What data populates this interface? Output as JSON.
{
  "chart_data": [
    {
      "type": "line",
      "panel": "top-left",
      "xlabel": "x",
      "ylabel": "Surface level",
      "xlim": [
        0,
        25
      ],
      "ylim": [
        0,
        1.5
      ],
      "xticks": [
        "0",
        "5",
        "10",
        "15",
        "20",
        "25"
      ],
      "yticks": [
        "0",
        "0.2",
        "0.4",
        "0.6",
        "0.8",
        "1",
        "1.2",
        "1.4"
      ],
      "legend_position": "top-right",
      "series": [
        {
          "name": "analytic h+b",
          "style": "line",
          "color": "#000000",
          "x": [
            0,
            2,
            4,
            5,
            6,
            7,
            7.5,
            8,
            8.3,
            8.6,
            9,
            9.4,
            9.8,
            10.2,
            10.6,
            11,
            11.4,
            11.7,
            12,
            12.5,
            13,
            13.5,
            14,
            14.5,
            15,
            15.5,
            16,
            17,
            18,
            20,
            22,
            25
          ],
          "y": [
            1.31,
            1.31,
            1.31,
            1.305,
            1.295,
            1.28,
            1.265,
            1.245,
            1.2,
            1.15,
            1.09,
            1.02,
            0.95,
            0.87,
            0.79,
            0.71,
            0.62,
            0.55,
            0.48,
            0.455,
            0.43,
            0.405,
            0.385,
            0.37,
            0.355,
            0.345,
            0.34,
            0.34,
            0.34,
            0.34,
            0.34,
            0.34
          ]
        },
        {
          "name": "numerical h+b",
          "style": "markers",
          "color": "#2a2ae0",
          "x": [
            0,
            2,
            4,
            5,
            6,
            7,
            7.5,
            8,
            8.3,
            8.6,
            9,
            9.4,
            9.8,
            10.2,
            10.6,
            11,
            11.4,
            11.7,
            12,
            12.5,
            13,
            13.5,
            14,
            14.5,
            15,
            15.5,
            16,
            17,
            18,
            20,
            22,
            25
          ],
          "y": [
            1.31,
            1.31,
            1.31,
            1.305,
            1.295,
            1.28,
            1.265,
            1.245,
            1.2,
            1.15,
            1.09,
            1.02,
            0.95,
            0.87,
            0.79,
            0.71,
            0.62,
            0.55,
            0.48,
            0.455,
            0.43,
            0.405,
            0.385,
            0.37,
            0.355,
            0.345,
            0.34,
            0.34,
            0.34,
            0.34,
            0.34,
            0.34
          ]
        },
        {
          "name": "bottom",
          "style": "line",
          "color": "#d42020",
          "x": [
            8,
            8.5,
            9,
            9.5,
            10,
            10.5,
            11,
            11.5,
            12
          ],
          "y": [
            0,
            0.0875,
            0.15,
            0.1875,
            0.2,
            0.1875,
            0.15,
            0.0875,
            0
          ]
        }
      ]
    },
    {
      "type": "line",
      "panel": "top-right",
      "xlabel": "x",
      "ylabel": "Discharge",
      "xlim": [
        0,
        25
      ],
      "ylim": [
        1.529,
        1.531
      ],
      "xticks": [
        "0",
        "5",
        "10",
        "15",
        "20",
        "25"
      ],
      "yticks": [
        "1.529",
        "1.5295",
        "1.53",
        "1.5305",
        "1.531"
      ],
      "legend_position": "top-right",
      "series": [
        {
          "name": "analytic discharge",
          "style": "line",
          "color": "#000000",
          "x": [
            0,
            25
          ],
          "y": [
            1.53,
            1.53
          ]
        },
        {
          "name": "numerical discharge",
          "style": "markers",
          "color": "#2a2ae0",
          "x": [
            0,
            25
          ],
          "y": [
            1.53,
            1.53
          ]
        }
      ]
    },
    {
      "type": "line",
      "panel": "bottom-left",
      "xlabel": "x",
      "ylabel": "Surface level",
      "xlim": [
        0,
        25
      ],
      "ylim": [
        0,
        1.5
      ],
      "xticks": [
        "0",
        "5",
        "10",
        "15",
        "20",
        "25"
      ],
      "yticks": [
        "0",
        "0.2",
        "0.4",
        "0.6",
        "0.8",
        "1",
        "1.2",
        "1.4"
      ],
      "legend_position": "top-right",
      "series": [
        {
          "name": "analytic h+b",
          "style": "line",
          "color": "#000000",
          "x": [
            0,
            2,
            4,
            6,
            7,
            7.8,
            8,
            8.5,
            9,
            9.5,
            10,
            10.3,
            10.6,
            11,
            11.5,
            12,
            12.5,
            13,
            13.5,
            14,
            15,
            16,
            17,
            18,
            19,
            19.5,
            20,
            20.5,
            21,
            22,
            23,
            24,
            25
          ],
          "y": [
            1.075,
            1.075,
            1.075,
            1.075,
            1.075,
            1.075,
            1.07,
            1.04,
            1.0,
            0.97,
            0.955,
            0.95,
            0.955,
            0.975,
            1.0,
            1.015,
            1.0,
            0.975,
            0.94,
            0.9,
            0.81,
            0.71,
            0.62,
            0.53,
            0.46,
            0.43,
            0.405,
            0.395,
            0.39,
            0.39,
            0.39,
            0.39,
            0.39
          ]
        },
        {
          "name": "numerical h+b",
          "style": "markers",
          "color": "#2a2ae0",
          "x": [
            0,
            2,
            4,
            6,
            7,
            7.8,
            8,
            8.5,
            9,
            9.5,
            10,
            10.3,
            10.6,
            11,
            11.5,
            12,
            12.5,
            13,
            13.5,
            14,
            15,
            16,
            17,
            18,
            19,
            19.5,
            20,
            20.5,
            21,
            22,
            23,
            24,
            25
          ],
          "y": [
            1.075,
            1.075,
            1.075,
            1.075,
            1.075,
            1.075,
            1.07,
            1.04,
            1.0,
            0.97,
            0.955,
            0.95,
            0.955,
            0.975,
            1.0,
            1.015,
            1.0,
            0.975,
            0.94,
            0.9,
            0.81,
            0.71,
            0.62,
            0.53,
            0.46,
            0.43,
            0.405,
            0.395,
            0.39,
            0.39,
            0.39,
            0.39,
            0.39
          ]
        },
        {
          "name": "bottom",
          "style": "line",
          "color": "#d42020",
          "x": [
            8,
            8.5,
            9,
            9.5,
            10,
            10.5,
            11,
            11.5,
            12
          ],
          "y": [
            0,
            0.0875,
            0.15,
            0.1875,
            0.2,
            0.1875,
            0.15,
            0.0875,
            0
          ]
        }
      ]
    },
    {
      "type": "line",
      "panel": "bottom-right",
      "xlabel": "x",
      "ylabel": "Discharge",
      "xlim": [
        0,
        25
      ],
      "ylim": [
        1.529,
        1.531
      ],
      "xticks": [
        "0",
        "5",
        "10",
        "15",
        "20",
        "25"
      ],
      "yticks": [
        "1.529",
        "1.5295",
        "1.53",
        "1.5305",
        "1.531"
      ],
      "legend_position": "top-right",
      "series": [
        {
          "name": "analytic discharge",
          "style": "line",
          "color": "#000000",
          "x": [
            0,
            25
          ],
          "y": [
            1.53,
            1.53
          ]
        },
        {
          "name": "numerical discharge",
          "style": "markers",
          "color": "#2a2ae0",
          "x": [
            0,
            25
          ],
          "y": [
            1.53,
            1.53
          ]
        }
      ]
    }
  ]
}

------------------------------------------------------------------------

● **Task to complete**
Repeat every entry exactly, please.

● **Answer for this exercise**
What data populates this interface? Output as JSON.
{
  "chart_data": [
    {
      "type": "line",
      "panel": "top-left",
      "xlabel": "x",
      "ylabel": "Surface level",
      "xlim": [
        0,
        25
      ],
      "ylim": [
        0,
        1.5
      ],
      "xticks": [
        "0",
        "5",
        "10",
        "15",
        "20",
        "25"
      ],
      "yticks": [
        "0",
        "0.2",
        "0.4",
        "0.6",
        "0.8",
        "1",
        "1.2",
        "1.4"
      ],
      "legend_position": "top-right",
      "series": [
        {
          "name": "analytic h+b",
          "style": "line",
          "color": "#000000",
          "x": [
            0,
            2,
            4,
            5,
            6,
            7,
            7.5,
            8,
            8.3,
            8.6,
            9,
            9.4,
            9.8,
            10.2,
            10.6,
            11,
            11.4,
            11.7,
            12,
            12.5,
            13,
            13.5,
            14,
            14.5,
            15,
            15.5,
            16,
            17,
            18,
            20,
            22,
            25
          ],
          "y": [
            1.31,
            1.31,
            1.31,
            1.305,
            1.295,
            1.28,
            1.265,
            1.245,
            1.2,
            1.15,
            1.09,
            1.02,
            0.95,
            0.87,
            0.79,
            0.71,
            0.62,
            0.55,
            0.48,
            0.455,
            0.43,
            0.405,
            0.385,
            0.37,
            0.355,
            0.345,
            0.34,
            0.34,
            0.34,
            0.34,
            0.34,
            0.34
          ]
        },
        {
          "name": "numerical h+b",
          "style": "markers",
          "color": "#2a2ae0",
          "x": [
            0,
            2,
            4,
            5,
            6,
            7,
            7.5,
            8,
            8.3,
            8.6,
            9,
            9.4,
            9.8,
            10.2,
            10.6,
            11,
            11.4,
            11.7,
            12,
            12.5,
            13,
            13.5,
            14,
            14.5,
            15,
            15.5,
            16,
            17,
            18,
            20,
            22,
            25
          ],
          "y": [
            1.31,
            1.31,
            1.31,
            1.305,
            1.295,
            1.28,
            1.265,
            1.245,
            1.2,
            1.15,
            1.09,
            1.02,
            0.95,
            0.87,
            0.79,
            0.71,
            0.62,
            0.55,
            0.48,
            0.455,
            0.43,
            0.405,
            0.385,
            0.37,
            0.355,
            0.345,
            0.34,
            0.34,
            0.34,
            0.34,
            0.34,
            0.34
          ]
        },
        {
          "name": "bottom",
          "style": "line",
          "color": "#d42020",
          "x": [
            8,
            8.5,
            9,
            9.5,
            10,
            10.5,
            11,
            11.5,
            12
          ],
          "y": [
            0,
            0.0875,
            0.15,
            0.1875,
            0.2,
            0.1875,
            0.15,
            0.0875,
            0
          ]
        }
      ]
    },
    {
      "type": "line",
      "panel": "top-right",
      "xlabel": "x",
      "ylabel": "Discharge",
      "xlim": [
        0,
        25
      ],
      "ylim": [
        1.529,
        1.531
      ],
      "xticks": [
        "0",
        "5",
        "10",
        "15",
        "20",
        "25"
      ],
      "yticks": [
        "1.529",
        "1.5295",
        "1.53",
        "1.5305",
        "1.531"
      ],
      "legend_position": "top-right",
      "series": [
        {
          "name": "analytic discharge",
          "style": "line",
          "color": "#000000",
          "x": [
            0,
            25
          ],
          "y": [
            1.53,
            1.53
          ]
        },
        {
          "name": "numerical discharge",
          "style": "markers",
          "color": "#2a2ae0",
          "x": [
            0,
            25
          ],
          "y": [
            1.53,
            1.53
          ]
        }
      ]
    },
    {
      "type": "line",
      "panel": "bottom-left",
      "xlabel": "x",
      "ylabel": "Surface level",
      "xlim": [
        0,
        25
      ],
      "ylim": [
        0,
        1.5
      ],
      "xticks": [
        "0",
        "5",
        "10",
        "15",
        "20",
        "25"
      ],
      "yticks": [
        "0",
        "0.2",
        "0.4",
        "0.6",
        "0.8",
        "1",
        "1.2",
        "1.4"
      ],
      "legend_position": "top-right",
      "series": [
        {
          "name": "analytic h+b",
          "style": "line",
          "color": "#000000",
          "x": [
            0,
            2,
            4,
            6,
            7,
            7.8,
            8,
            8.5,
            9,
            9.5,
            10,
            10.3,
            10.6,
            11,
            11.5,
            12,
            12.5,
            13,
            13.5,
            14,
            15,
            16,
            17,
            18,
            19,
            19.5,
            20,
            20.5,
            21,
            22,
            23,
            24,
            25
          ],
          "y": [
            1.075,
            1.075,
            1.075,
            1.075,
            1.075,
            1.075,
            1.07,
            1.04,
            1.0,
            0.97,
            0.955,
            0.95,
            0.955,
            0.975,
            1.0,
            1.015,
            1.0,
            0.975,
            0.94,
            0.9,
            0.81,
            0.71,
            0.62,
            0.53,
            0.46,
            0.43,
            0.405,
            0.395,
            0.39,
            0.39,
            0.39,
            0.39,
            0.39
          ]
        },
        {
          "name": "numerical h+b",
          "style": "markers",
          "color": "#2a2ae0",
          "x": [
            0,
            2,
            4,
            6,
            7,
            7.8,
            8,
            8.5,
            9,
            9.5,
            10,
            10.3,
            10.6,
            11,
            11.5,
            12,
            12.5,
            13,
            13.5,
            14,
            15,
            16,
            17,
            18,
            19,
            19.5,
            20,
            20.5,
            21,
            22,
            23,
            24,
            25
          ],
          "y": [
            1.075,
            1.075,
            1.075,
            1.075,
            1.075,
            1.075,
            1.07,
            1.04,
            1.0,
            0.97,
            0.955,
            0.95,
            0.955,
            0.975,
            1.0,
            1.015,
            1.0,
            0.975,
            0.94,
            0.9,
            0.81,
            0.71,
            0.62,
            0.53,
            0.46,
            0.43,
            0.405,
            0.395,
            0.39,
            0.39,
            0.39,
            0.39,
            0.39
          ]
        },
        {
          "name": "bottom",
          "style": "line",
          "color": "#d42020",
          "x": [
            8,
            8.5,
            9,
            9.5,
            10,
            10.5,
            11,
            11.5,
            12
          ],
          "y": [
            0,
            0.0875,
            0.15,
            0.1875,
            0.2,
            0.1875,
            0.15,
            0.0875,
            0
          ]
        }
      ]
    },
    {
      "type": "line",
      "panel": "bottom-right",
      "xlabel": "x",
      "ylabel": "Discharge",
      "xlim": [
        0,
        25
      ],
      "ylim": [
        1.529,
        1.531
      ],
      "xticks": [
        "0",
        "5",
        "10",
        "15",
        "20",
        "25"
      ],
      "yticks": [
        "1.529",
        "1.5295",
        "1.53",
        "1.5305",
        "1.531"
      ],
      "legend_position": "top-right",
      "series": [
        {
          "name": "analytic discharge",
          "style": "line",
          "color": "#000000",
          "x": [
            0,
            25
          ],
          "y": [
            1.53,
            1.53
          ]
        },
        {
          "name": "numerical discharge",
          "style": "markers",
          "color": "#2a2ae0",
          "x": [
            0,
            25
          ],
          "y": [
            1.53,
            1.53
          ]
        }
      ]
    }
  ]
}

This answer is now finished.